*TASK DESCRIPTION*:
Quote the listing below in its entirety, omitting every image.

*ROWS*:
---

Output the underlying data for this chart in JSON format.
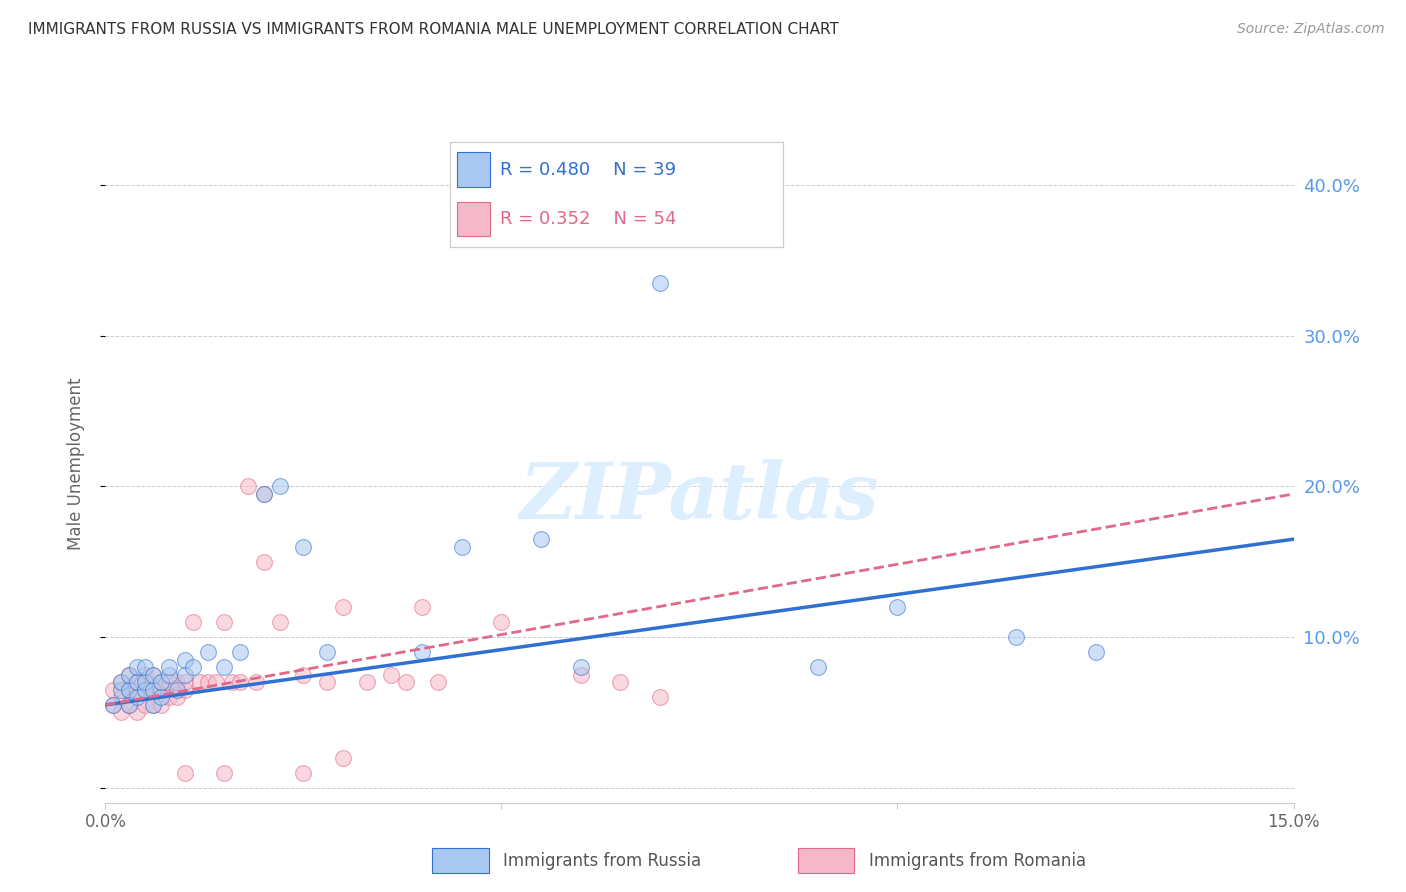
{
  "title": "IMMIGRANTS FROM RUSSIA VS IMMIGRANTS FROM ROMANIA MALE UNEMPLOYMENT CORRELATION CHART",
  "source": "Source: ZipAtlas.com",
  "ylabel": "Male Unemployment",
  "xlim": [
    0.0,
    0.15
  ],
  "ylim": [
    -0.01,
    0.44
  ],
  "yticks": [
    0.0,
    0.1,
    0.2,
    0.3,
    0.4
  ],
  "ytick_labels": [
    "",
    "10.0%",
    "20.0%",
    "30.0%",
    "40.0%"
  ],
  "xticks": [
    0.0,
    0.05,
    0.1,
    0.15
  ],
  "xtick_labels": [
    "0.0%",
    "",
    "",
    "15.0%"
  ],
  "legend1_r": "R = 0.480",
  "legend1_n": "N = 39",
  "legend2_r": "R = 0.352",
  "legend2_n": "N = 54",
  "legend1_label": "Immigrants from Russia",
  "legend2_label": "Immigrants from Romania",
  "color_russia": "#a8c8f0",
  "color_romania": "#f5b8c8",
  "color_russia_line": "#3070d0",
  "color_romania_line": "#e06888",
  "title_color": "#333333",
  "source_color": "#999999",
  "tick_color_right": "#5599ee",
  "watermark_color": "#ddeeff",
  "russia_x": [
    0.001,
    0.002,
    0.002,
    0.003,
    0.003,
    0.003,
    0.004,
    0.004,
    0.004,
    0.005,
    0.005,
    0.005,
    0.006,
    0.006,
    0.006,
    0.007,
    0.007,
    0.008,
    0.008,
    0.009,
    0.01,
    0.01,
    0.011,
    0.013,
    0.015,
    0.017,
    0.02,
    0.022,
    0.025,
    0.028,
    0.04,
    0.045,
    0.055,
    0.06,
    0.07,
    0.09,
    0.1,
    0.115,
    0.125
  ],
  "russia_y": [
    0.055,
    0.065,
    0.07,
    0.055,
    0.065,
    0.075,
    0.06,
    0.07,
    0.08,
    0.065,
    0.07,
    0.08,
    0.055,
    0.065,
    0.075,
    0.06,
    0.07,
    0.075,
    0.08,
    0.065,
    0.075,
    0.085,
    0.08,
    0.09,
    0.08,
    0.09,
    0.195,
    0.2,
    0.16,
    0.09,
    0.09,
    0.16,
    0.165,
    0.08,
    0.335,
    0.08,
    0.12,
    0.1,
    0.09
  ],
  "romania_x": [
    0.001,
    0.001,
    0.002,
    0.002,
    0.002,
    0.003,
    0.003,
    0.003,
    0.004,
    0.004,
    0.004,
    0.005,
    0.005,
    0.005,
    0.006,
    0.006,
    0.006,
    0.007,
    0.007,
    0.007,
    0.008,
    0.008,
    0.009,
    0.009,
    0.01,
    0.01,
    0.011,
    0.012,
    0.013,
    0.014,
    0.015,
    0.016,
    0.017,
    0.018,
    0.019,
    0.02,
    0.022,
    0.025,
    0.028,
    0.03,
    0.033,
    0.036,
    0.038,
    0.04,
    0.042,
    0.05,
    0.06,
    0.065,
    0.07,
    0.02,
    0.015,
    0.025,
    0.03,
    0.01
  ],
  "romania_y": [
    0.055,
    0.065,
    0.05,
    0.06,
    0.07,
    0.055,
    0.065,
    0.075,
    0.05,
    0.065,
    0.07,
    0.055,
    0.065,
    0.075,
    0.055,
    0.065,
    0.075,
    0.055,
    0.065,
    0.07,
    0.06,
    0.07,
    0.06,
    0.07,
    0.065,
    0.07,
    0.11,
    0.07,
    0.07,
    0.07,
    0.11,
    0.07,
    0.07,
    0.2,
    0.07,
    0.195,
    0.11,
    0.075,
    0.07,
    0.12,
    0.07,
    0.075,
    0.07,
    0.12,
    0.07,
    0.11,
    0.075,
    0.07,
    0.06,
    0.15,
    0.01,
    0.01,
    0.02,
    0.01
  ],
  "russia_trend_x0": 0.0,
  "russia_trend_y0": 0.055,
  "russia_trend_x1": 0.15,
  "russia_trend_y1": 0.165,
  "romania_trend_x0": 0.0,
  "romania_trend_y0": 0.055,
  "romania_trend_x1": 0.15,
  "romania_trend_y1": 0.195
}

---

*SOLUTION TO THIS TASK*:
Output the underlying data for this chart in JSON format.
{
  "title": "IMMIGRANTS FROM RUSSIA VS IMMIGRANTS FROM ROMANIA MALE UNEMPLOYMENT CORRELATION CHART",
  "source": "Source: ZipAtlas.com",
  "ylabel": "Male Unemployment",
  "xlim": [
    0.0,
    0.15
  ],
  "ylim": [
    -0.01,
    0.44
  ],
  "yticks": [
    0.0,
    0.1,
    0.2,
    0.3,
    0.4
  ],
  "ytick_labels": [
    "",
    "10.0%",
    "20.0%",
    "30.0%",
    "40.0%"
  ],
  "xticks": [
    0.0,
    0.05,
    0.1,
    0.15
  ],
  "xtick_labels": [
    "0.0%",
    "",
    "",
    "15.0%"
  ],
  "legend1_r": "R = 0.480",
  "legend1_n": "N = 39",
  "legend2_r": "R = 0.352",
  "legend2_n": "N = 54",
  "legend1_label": "Immigrants from Russia",
  "legend2_label": "Immigrants from Romania",
  "color_russia": "#a8c8f0",
  "color_romania": "#f5b8c8",
  "color_russia_line": "#3070d0",
  "color_romania_line": "#e06888",
  "title_color": "#333333",
  "source_color": "#999999",
  "tick_color_right": "#5599ee",
  "watermark_color": "#ddeeff",
  "russia_x": [
    0.001,
    0.002,
    0.002,
    0.003,
    0.003,
    0.003,
    0.004,
    0.004,
    0.004,
    0.005,
    0.005,
    0.005,
    0.006,
    0.006,
    0.006,
    0.007,
    0.007,
    0.008,
    0.008,
    0.009,
    0.01,
    0.01,
    0.011,
    0.013,
    0.015,
    0.017,
    0.02,
    0.022,
    0.025,
    0.028,
    0.04,
    0.045,
    0.055,
    0.06,
    0.07,
    0.09,
    0.1,
    0.115,
    0.125
  ],
  "russia_y": [
    0.055,
    0.065,
    0.07,
    0.055,
    0.065,
    0.075,
    0.06,
    0.07,
    0.08,
    0.065,
    0.07,
    0.08,
    0.055,
    0.065,
    0.075,
    0.06,
    0.07,
    0.075,
    0.08,
    0.065,
    0.075,
    0.085,
    0.08,
    0.09,
    0.08,
    0.09,
    0.195,
    0.2,
    0.16,
    0.09,
    0.09,
    0.16,
    0.165,
    0.08,
    0.335,
    0.08,
    0.12,
    0.1,
    0.09
  ],
  "romania_x": [
    0.001,
    0.001,
    0.002,
    0.002,
    0.002,
    0.003,
    0.003,
    0.003,
    0.004,
    0.004,
    0.004,
    0.005,
    0.005,
    0.005,
    0.006,
    0.006,
    0.006,
    0.007,
    0.007,
    0.007,
    0.008,
    0.008,
    0.009,
    0.009,
    0.01,
    0.01,
    0.011,
    0.012,
    0.013,
    0.014,
    0.015,
    0.016,
    0.017,
    0.018,
    0.019,
    0.02,
    0.022,
    0.025,
    0.028,
    0.03,
    0.033,
    0.036,
    0.038,
    0.04,
    0.042,
    0.05,
    0.06,
    0.065,
    0.07,
    0.02,
    0.015,
    0.025,
    0.03,
    0.01
  ],
  "romania_y": [
    0.055,
    0.065,
    0.05,
    0.06,
    0.07,
    0.055,
    0.065,
    0.075,
    0.05,
    0.065,
    0.07,
    0.055,
    0.065,
    0.075,
    0.055,
    0.065,
    0.075,
    0.055,
    0.065,
    0.07,
    0.06,
    0.07,
    0.06,
    0.07,
    0.065,
    0.07,
    0.11,
    0.07,
    0.07,
    0.07,
    0.11,
    0.07,
    0.07,
    0.2,
    0.07,
    0.195,
    0.11,
    0.075,
    0.07,
    0.12,
    0.07,
    0.075,
    0.07,
    0.12,
    0.07,
    0.11,
    0.075,
    0.07,
    0.06,
    0.15,
    0.01,
    0.01,
    0.02,
    0.01
  ],
  "russia_trend_x0": 0.0,
  "russia_trend_y0": 0.055,
  "russia_trend_x1": 0.15,
  "russia_trend_y1": 0.165,
  "romania_trend_x0": 0.0,
  "romania_trend_y0": 0.055,
  "romania_trend_x1": 0.15,
  "romania_trend_y1": 0.195
}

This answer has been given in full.